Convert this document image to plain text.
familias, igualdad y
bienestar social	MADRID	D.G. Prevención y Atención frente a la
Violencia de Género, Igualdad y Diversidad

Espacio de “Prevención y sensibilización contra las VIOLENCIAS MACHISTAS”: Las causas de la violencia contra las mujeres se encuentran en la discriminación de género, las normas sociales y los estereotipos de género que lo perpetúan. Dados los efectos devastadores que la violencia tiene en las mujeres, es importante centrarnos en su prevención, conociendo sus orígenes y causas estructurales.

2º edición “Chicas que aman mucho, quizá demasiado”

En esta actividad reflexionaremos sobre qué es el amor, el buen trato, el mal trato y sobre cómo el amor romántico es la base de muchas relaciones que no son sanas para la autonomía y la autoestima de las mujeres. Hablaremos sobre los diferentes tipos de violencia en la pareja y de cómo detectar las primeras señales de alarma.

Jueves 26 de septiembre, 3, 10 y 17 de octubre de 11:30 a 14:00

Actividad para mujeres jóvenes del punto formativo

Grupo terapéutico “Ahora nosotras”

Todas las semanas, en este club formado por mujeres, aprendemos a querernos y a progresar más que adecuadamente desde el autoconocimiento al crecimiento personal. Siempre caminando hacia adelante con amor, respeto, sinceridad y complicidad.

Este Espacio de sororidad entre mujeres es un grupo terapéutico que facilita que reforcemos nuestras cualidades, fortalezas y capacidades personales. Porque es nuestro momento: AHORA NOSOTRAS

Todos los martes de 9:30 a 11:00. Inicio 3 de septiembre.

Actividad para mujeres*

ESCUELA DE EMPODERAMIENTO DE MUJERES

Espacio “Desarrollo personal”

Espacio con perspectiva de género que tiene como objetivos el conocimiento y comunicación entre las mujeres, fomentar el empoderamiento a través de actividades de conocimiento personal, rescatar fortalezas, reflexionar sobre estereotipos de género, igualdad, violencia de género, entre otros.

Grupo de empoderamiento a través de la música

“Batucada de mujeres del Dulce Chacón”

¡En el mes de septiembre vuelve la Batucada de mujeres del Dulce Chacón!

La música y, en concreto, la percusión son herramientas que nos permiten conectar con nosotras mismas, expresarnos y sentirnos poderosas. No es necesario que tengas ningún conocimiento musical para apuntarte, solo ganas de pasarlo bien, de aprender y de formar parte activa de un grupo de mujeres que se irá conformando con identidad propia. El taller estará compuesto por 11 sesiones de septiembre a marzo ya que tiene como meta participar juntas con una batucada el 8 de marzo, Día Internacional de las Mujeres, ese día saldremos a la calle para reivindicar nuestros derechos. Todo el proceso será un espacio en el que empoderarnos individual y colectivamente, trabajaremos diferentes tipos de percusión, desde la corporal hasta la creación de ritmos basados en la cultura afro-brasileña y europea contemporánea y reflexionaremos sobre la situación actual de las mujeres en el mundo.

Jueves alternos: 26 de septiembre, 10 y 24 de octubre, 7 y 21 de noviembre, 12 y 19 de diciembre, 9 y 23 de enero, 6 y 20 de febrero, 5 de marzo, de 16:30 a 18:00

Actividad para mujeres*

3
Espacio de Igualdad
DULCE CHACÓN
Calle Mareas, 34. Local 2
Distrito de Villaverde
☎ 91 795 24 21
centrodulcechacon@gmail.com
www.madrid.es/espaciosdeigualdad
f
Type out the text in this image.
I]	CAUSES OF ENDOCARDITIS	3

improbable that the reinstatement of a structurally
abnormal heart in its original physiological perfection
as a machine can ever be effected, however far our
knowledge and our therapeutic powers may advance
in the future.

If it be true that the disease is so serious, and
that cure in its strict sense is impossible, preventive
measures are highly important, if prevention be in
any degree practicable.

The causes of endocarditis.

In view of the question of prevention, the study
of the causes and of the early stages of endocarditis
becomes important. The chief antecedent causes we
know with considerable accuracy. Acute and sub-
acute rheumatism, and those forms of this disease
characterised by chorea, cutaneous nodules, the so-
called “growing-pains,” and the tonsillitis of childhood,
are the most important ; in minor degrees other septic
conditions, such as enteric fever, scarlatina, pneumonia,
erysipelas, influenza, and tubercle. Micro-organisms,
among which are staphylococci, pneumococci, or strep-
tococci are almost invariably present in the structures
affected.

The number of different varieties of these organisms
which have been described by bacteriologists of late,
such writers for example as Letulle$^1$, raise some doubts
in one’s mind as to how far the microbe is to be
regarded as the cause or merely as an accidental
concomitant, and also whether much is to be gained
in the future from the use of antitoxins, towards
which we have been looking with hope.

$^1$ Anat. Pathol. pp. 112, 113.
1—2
◇ ◇ ◇ ◇ ◇ ◇ ◇
## Task requirements
Which lines above include the word "text"? Pick them out and copy them.

## Written solution
Convert this document image to plain text.
Type out the text in this image.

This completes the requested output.